Exercise directions >> All of the material below is to be retyped exactly.

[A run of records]
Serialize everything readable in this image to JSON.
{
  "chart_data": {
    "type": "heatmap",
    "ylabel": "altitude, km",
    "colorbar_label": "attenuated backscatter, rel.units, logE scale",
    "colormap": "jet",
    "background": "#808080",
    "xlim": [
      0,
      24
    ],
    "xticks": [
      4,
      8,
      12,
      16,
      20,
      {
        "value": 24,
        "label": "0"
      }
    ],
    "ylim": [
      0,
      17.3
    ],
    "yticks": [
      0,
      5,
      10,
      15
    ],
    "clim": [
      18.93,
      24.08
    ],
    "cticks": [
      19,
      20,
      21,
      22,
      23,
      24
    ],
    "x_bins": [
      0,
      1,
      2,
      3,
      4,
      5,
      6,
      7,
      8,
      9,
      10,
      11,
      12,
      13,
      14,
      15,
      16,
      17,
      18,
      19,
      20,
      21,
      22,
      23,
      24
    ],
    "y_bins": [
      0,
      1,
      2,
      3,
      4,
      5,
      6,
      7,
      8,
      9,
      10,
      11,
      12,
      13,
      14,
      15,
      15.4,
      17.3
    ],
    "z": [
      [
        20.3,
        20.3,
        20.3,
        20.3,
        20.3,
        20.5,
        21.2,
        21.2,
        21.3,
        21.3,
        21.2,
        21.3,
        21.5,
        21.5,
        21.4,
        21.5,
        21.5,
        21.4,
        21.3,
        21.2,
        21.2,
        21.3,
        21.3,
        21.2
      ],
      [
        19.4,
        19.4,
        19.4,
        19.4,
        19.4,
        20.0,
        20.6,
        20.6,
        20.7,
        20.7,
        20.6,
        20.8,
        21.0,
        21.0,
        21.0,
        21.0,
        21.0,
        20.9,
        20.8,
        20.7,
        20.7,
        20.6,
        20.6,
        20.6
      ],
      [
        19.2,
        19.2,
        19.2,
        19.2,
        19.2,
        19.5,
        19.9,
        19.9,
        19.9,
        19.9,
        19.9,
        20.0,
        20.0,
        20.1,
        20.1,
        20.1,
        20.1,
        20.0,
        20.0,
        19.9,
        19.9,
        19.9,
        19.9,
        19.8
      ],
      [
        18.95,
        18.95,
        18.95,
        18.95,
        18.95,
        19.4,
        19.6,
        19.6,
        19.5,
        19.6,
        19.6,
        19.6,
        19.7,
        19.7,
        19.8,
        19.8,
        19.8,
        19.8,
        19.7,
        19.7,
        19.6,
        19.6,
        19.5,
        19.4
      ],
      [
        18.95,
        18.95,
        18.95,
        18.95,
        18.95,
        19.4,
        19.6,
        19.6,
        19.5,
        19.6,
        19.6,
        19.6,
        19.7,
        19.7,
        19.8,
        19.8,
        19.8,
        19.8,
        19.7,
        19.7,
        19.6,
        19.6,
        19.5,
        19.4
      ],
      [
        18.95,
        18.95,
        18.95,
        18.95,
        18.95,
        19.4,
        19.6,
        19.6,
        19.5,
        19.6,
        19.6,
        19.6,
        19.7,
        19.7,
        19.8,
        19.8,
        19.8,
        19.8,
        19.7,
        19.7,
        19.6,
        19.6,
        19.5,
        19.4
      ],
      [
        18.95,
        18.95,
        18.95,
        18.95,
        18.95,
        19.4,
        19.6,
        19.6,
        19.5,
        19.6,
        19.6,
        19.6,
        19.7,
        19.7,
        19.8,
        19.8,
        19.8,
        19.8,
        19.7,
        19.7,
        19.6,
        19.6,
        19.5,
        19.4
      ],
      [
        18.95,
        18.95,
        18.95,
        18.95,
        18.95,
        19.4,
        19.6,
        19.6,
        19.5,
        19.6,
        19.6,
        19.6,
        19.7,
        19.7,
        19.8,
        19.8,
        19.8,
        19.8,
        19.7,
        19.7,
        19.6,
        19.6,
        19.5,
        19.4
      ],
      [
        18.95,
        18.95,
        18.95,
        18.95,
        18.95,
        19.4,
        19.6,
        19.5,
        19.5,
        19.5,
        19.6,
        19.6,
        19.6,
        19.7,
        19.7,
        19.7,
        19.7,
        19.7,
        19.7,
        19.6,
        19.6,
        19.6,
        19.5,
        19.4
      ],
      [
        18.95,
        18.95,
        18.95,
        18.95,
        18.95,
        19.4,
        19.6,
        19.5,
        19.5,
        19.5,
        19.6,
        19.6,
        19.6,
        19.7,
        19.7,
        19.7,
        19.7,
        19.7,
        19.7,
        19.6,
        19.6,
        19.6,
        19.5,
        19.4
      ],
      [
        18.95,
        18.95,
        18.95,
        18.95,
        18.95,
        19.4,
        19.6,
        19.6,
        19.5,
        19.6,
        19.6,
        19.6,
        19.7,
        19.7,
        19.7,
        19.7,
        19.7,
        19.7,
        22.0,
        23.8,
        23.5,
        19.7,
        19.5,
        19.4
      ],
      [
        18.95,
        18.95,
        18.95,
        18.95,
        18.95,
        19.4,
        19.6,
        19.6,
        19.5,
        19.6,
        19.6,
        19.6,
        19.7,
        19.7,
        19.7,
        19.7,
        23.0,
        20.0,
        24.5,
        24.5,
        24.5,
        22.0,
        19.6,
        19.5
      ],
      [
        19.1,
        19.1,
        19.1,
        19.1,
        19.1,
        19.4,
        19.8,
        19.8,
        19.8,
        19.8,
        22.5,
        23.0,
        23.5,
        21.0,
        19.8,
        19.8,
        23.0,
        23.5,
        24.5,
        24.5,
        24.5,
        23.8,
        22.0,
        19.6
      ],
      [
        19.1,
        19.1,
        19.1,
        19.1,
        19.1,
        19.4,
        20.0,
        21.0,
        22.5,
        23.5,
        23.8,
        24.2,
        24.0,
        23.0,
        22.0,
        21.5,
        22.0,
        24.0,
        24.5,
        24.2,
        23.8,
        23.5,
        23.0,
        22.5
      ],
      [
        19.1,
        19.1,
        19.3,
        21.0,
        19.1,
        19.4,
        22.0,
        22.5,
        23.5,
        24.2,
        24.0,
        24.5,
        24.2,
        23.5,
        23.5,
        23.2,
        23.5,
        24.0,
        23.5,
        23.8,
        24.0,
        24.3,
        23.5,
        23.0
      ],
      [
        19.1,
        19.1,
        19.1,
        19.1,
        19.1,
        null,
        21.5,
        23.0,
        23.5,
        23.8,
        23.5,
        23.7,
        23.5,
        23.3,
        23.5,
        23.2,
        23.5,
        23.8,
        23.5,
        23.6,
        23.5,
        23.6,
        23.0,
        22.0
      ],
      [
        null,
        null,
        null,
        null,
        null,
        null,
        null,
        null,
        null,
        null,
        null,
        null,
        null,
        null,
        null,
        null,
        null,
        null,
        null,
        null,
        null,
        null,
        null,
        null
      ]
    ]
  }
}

Answer to the exercise >>
Serialize everything readable in this image to JSON.
{
  "chart_data": {
    "type": "heatmap",
    "ylabel": "altitude, km",
    "colorbar_label": "attenuated backscatter, rel.units, logE scale",
    "colormap": "jet",
    "background": "#808080",
    "xlim": [
      0,
      24
    ],
    "xticks": [
      4,
      8,
      12,
      16,
      20,
      {
        "value": 24,
        "label": "0"
      }
    ],
    "ylim": [
      0,
      17.3
    ],
    "yticks": [
      0,
      5,
      10,
      15
    ],
    "clim": [
      18.93,
      24.08
    ],
    "cticks": [
      19,
      20,
      21,
      22,
      23,
      24
    ],
    "x_bins": [
      0,
      1,
      2,
      3,
      4,
      5,
      6,
      7,
      8,
      9,
      10,
      11,
      12,
      13,
      14,
      15,
      16,
      17,
      18,
      19,
      20,
      21,
      22,
      23,
      24
    ],
    "y_bins": [
      0,
      1,
      2,
      3,
      4,
      5,
      6,
      7,
      8,
      9,
      10,
      11,
      12,
      13,
      14,
      15,
      15.4,
      17.3
    ],
    "z": [
      [
        20.3,
        20.3,
        20.3,
        20.3,
        20.3,
        20.5,
        21.2,
        21.2,
        21.3,
        21.3,
        21.2,
        21.3,
        21.5,
        21.5,
        21.4,
        21.5,
        21.5,
        21.4,
        21.3,
        21.2,
        21.2,
        21.3,
        21.3,
        21.2
      ],
      [
        19.4,
        19.4,
        19.4,
        19.4,
        19.4,
        20.0,
        20.6,
        20.6,
        20.7,
        20.7,
        20.6,
        20.8,
        21.0,
        21.0,
        21.0,
        21.0,
        21.0,
        20.9,
        20.8,
        20.7,
        20.7,
        20.6,
        20.6,
        20.6
      ],
      [
        19.2,
        19.2,
        19.2,
        19.2,
        19.2,
        19.5,
        19.9,
        19.9,
        19.9,
        19.9,
        19.9,
        20.0,
        20.0,
        20.1,
        20.1,
        20.1,
        20.1,
        20.0,
        20.0,
        19.9,
        19.9,
        19.9,
        19.9,
        19.8
      ],
      [
        18.95,
        18.95,
        18.95,
        18.95,
        18.95,
        19.4,
        19.6,
        19.6,
        19.5,
        19.6,
        19.6,
        19.6,
        19.7,
        19.7,
        19.8,
        19.8,
        19.8,
        19.8,
        19.7,
        19.7,
        19.6,
        19.6,
        19.5,
        19.4
      ],
      [
        18.95,
        18.95,
        18.95,
        18.95,
        18.95,
        19.4,
        19.6,
        19.6,
        19.5,
        19.6,
        19.6,
        19.6,
        19.7,
        19.7,
        19.8,
        19.8,
        19.8,
        19.8,
        19.7,
        19.7,
        19.6,
        19.6,
        19.5,
        19.4
      ],
      [
        18.95,
        18.95,
        18.95,
        18.95,
        18.95,
        19.4,
        19.6,
        19.6,
        19.5,
        19.6,
        19.6,
        19.6,
        19.7,
        19.7,
        19.8,
        19.8,
        19.8,
        19.8,
        19.7,
        19.7,
        19.6,
        19.6,
        19.5,
        19.4
      ],
      [
        18.95,
        18.95,
        18.95,
        18.95,
        18.95,
        19.4,
        19.6,
        19.6,
        19.5,
        19.6,
        19.6,
        19.6,
        19.7,
        19.7,
        19.8,
        19.8,
        19.8,
        19.8,
        19.7,
        19.7,
        19.6,
        19.6,
        19.5,
        19.4
      ],
      [
        18.95,
        18.95,
        18.95,
        18.95,
        18.95,
        19.4,
        19.6,
        19.6,
        19.5,
        19.6,
        19.6,
        19.6,
        19.7,
        19.7,
        19.8,
        19.8,
        19.8,
        19.8,
        19.7,
        19.7,
        19.6,
        19.6,
        19.5,
        19.4
      ],
      [
        18.95,
        18.95,
        18.95,
        18.95,
        18.95,
        19.4,
        19.6,
        19.5,
        19.5,
        19.5,
        19.6,
        19.6,
        19.6,
        19.7,
        19.7,
        19.7,
        19.7,
        19.7,
        19.7,
        19.6,
        19.6,
        19.6,
        19.5,
        19.4
      ],
      [
        18.95,
        18.95,
        18.95,
        18.95,
        18.95,
        19.4,
        19.6,
        19.5,
        19.5,
        19.5,
        19.6,
        19.6,
        19.6,
        19.7,
        19.7,
        19.7,
        19.7,
        19.7,
        19.7,
        19.6,
        19.6,
        19.6,
        19.5,
        19.4
      ],
      [
        18.95,
        18.95,
        18.95,
        18.95,
        18.95,
        19.4,
        19.6,
        19.6,
        19.5,
        19.6,
        19.6,
        19.6,
        19.7,
        19.7,
        19.7,
        19.7,
        19.7,
        19.7,
        22.0,
        23.8,
        23.5,
        19.7,
        19.5,
        19.4
      ],
      [
        18.95,
        18.95,
        18.95,
        18.95,
        18.95,
        19.4,
        19.6,
        19.6,
        19.5,
        19.6,
        19.6,
        19.6,
        19.7,
        19.7,
        19.7,
        19.7,
        23.0,
        20.0,
        24.5,
        24.5,
        24.5,
        22.0,
        19.6,
        19.5
      ],
      [
        19.1,
        19.1,
        19.1,
        19.1,
        19.1,
        19.4,
        19.8,
        19.8,
        19.8,
        19.8,
        22.5,
        23.0,
        23.5,
        21.0,
        19.8,
        19.8,
        23.0,
        23.5,
        24.5,
        24.5,
        24.5,
        23.8,
        22.0,
        19.6
      ],
      [
        19.1,
        19.1,
        19.1,
        19.1,
        19.1,
        19.4,
        20.0,
        21.0,
        22.5,
        23.5,
        23.8,
        24.2,
        24.0,
        23.0,
        22.0,
        21.5,
        22.0,
        24.0,
        24.5,
        24.2,
        23.8,
        23.5,
        23.0,
        22.5
      ],
      [
        19.1,
        19.1,
        19.3,
        21.0,
        19.1,
        19.4,
        22.0,
        22.5,
        23.5,
        24.2,
        24.0,
        24.5,
        24.2,
        23.5,
        23.5,
        23.2,
        23.5,
        24.0,
        23.5,
        23.8,
        24.0,
        24.3,
        23.5,
        23.0
      ],
      [
        19.1,
        19.1,
        19.1,
        19.1,
        19.1,
        null,
        21.5,
        23.0,
        23.5,
        23.8,
        23.5,
        23.7,
        23.5,
        23.3,
        23.5,
        23.2,
        23.5,
        23.8,
        23.5,
        23.6,
        23.5,
        23.6,
        23.0,
        22.0
      ],
      [
        null,
        null,
        null,
        null,
        null,
        null,
        null,
        null,
        null,
        null,
        null,
        null,
        null,
        null,
        null,
        null,
        null,
        null,
        null,
        null,
        null,
        null,
        null,
        null
      ]
    ]
  }
}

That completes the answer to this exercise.